Lines in which "katholischen" appears should be pulled from the data below.

─── PROVIDED DATA

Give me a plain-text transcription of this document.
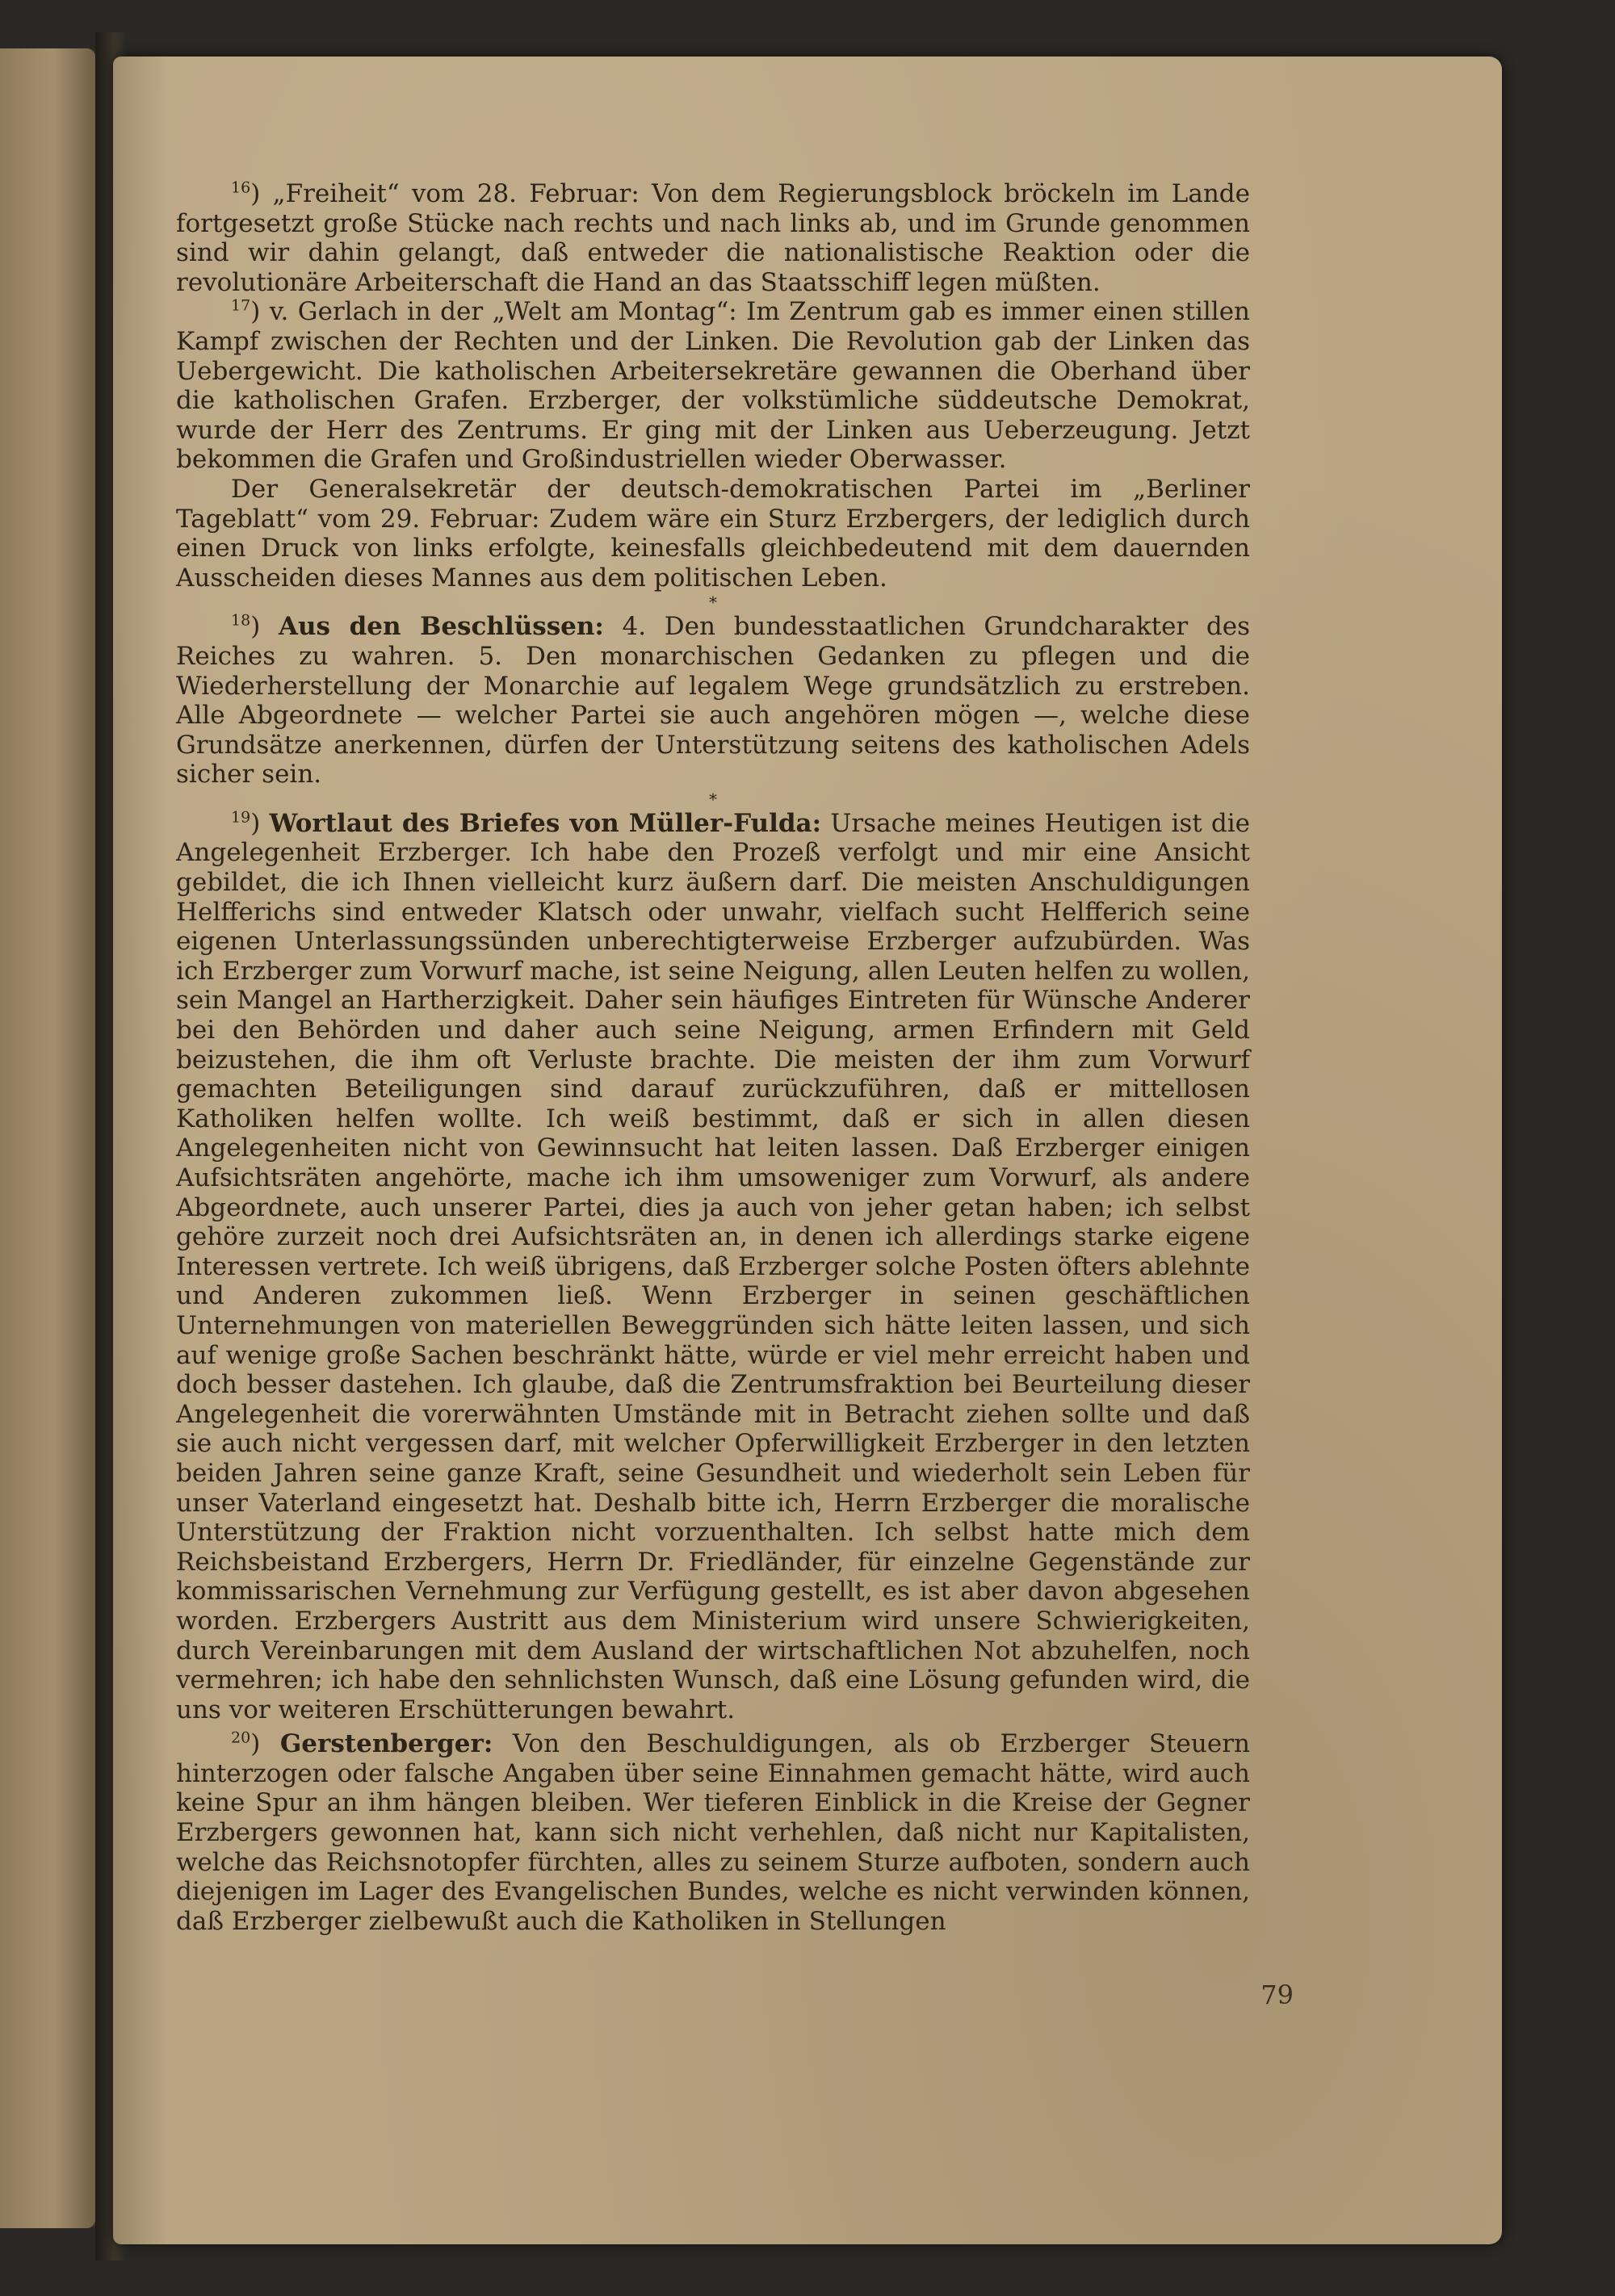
$^{16}$) „Freiheit“ vom 28. Februar: Von dem Regierungsblock bröckeln im Lande fortgesetzt große Stücke nach rechts und nach links ab, und im Grunde genommen sind wir dahin gelangt, daß entweder die nationalistische Reaktion oder die revolutionäre Arbeiterschaft die Hand an das Staatsschiff legen müßten.

$^{17}$) v. Gerlach in der „Welt am Montag“: Im Zentrum gab es immer einen stillen Kampf zwischen der Rechten und der Linken. Die Revolution gab der Linken das Uebergewicht. Die katholischen Arbeitersekretäre gewannen die Oberhand über die katholischen Grafen. Erzberger, der volkstümliche süddeutsche Demokrat, wurde der Herr des Zentrums. Er ging mit der Linken aus Ueberzeugung. Jetzt bekommen die Grafen und Großindustriellen wieder Oberwasser.

Der Generalsekretär der deutsch-demokratischen Partei im „Berliner Tageblatt“ vom 29. Februar: Zudem wäre ein Sturz Erzbergers, der lediglich durch einen Druck von links erfolgte, keinesfalls gleichbedeutend mit dem dauernden Ausscheiden dieses Mannes aus dem politischen Leben.

*

$^{18}$) Aus den Beschlüssen: 4. Den bundesstaatlichen Grundcharakter des Reiches zu wahren. 5. Den monarchischen Gedanken zu pflegen und die Wiederherstellung der Monarchie auf legalem Wege grundsätzlich zu erstreben. Alle Abgeordnete — welcher Partei sie auch angehören mögen —, welche diese Grundsätze anerkennen, dürfen der Unterstützung seitens des katholischen Adels sicher sein.

*

$^{19}$) Wortlaut des Briefes von Müller-Fulda: Ursache meines Heutigen ist die Angelegenheit Erzberger. Ich habe den Prozeß verfolgt und mir eine Ansicht gebildet, die ich Ihnen vielleicht kurz äußern darf. Die meisten Anschuldigungen Helfferichs sind entweder Klatsch oder unwahr, vielfach sucht Helfferich seine eigenen Unterlassungssünden unberechtigterweise Erzberger aufzubürden. Was ich Erzberger zum Vorwurf mache, ist seine Neigung, allen Leuten helfen zu wollen, sein Mangel an Hartherzigkeit. Daher sein häufiges Eintreten für Wünsche Anderer bei den Behörden und daher auch seine Neigung, armen Erfindern mit Geld beizustehen, die ihm oft Verluste brachte. Die meisten der ihm zum Vorwurf gemachten Beteiligungen sind darauf zurückzuführen, daß er mittellosen Katholiken helfen wollte. Ich weiß bestimmt, daß er sich in allen diesen Angelegenheiten nicht von Gewinnsucht hat leiten lassen. Daß Erzberger einigen Aufsichtsräten angehörte, mache ich ihm umsoweniger zum Vorwurf, als andere Abgeordnete, auch unserer Partei, dies ja auch von jeher getan haben; ich selbst gehöre zurzeit noch drei Aufsichtsräten an, in denen ich allerdings starke eigene Interessen vertrete. Ich weiß übrigens, daß Erzberger solche Posten öfters ablehnte und Anderen zukommen ließ. Wenn Erzberger in seinen geschäftlichen Unternehmungen von materiellen Beweggründen sich hätte leiten lassen, und sich auf wenige große Sachen beschränkt hätte, würde er viel mehr erreicht haben und doch besser dastehen. Ich glaube, daß die Zentrumsfraktion bei Beurteilung dieser Angelegenheit die vorerwähnten Umstände mit in Betracht ziehen sollte und daß sie auch nicht vergessen darf, mit welcher Opferwilligkeit Erzberger in den letzten beiden Jahren seine ganze Kraft, seine Gesundheit und wiederholt sein Leben für unser Vaterland eingesetzt hat. Deshalb bitte ich, Herrn Erzberger die moralische Unterstützung der Fraktion nicht vorzuenthalten. Ich selbst hatte mich dem Reichsbeistand Erzbergers, Herrn Dr. Friedländer, für einzelne Gegenstände zur kommissarischen Vernehmung zur Verfügung gestellt, es ist aber davon abgesehen worden. Erzbergers Austritt aus dem Ministerium wird unsere Schwierigkeiten, durch Vereinbarungen mit dem Ausland der wirtschaftlichen Not abzuhelfen, noch vermehren; ich habe den sehnlichsten Wunsch, daß eine Lösung gefunden wird, die uns vor weiteren Erschütterungen bewahrt.

$^{20}$) Gerstenberger: Von den Beschuldigungen, als ob Erzberger Steuern hinterzogen oder falsche Angaben über seine Einnahmen gemacht hätte, wird auch keine Spur an ihm hängen bleiben. Wer tieferen Einblick in die Kreise der Gegner Erzbergers gewonnen hat, kann sich nicht verhehlen, daß nicht nur Kapitalisten, welche das Reichsnotopfer fürchten, alles zu seinem Sturze aufboten, sondern auch diejenigen im Lager des Evangelischen Bundes, welche es nicht verwinden können, daß Erzberger zielbewußt auch die Katholiken in Stellungen

79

──────

**RESPONSE AREA:**
$^{17}$) v. Gerlach in der „Welt am Montag“: Im Zentrum gab es immer einen stillen Kampf zwischen der Rechten und der Linken. Die Revolution gab der Linken das Uebergewicht. Die katholischen Arbeitersekretäre gewannen die Oberhand über die katholischen Grafen. Erzberger, der volkstümliche süddeutsche Demokrat, wurde der Herr des Zentrums. Er ging mit der Linken aus Ueberzeugung. Jetzt bekommen die Grafen und Großindustriellen wieder Oberwasser.
$^{18}$) Aus den Beschlüssen: 4. Den bundesstaatlichen Grundcharakter des Reiches zu wahren. 5. Den monarchischen Gedanken zu pflegen und die Wiederherstellung der Monarchie auf legalem Wege grundsätzlich zu erstreben. Alle Abgeordnete — welcher Partei sie auch angehören mögen —, welche diese Grundsätze anerkennen, dürfen der Unterstützung seitens des katholischen Adels sicher sein.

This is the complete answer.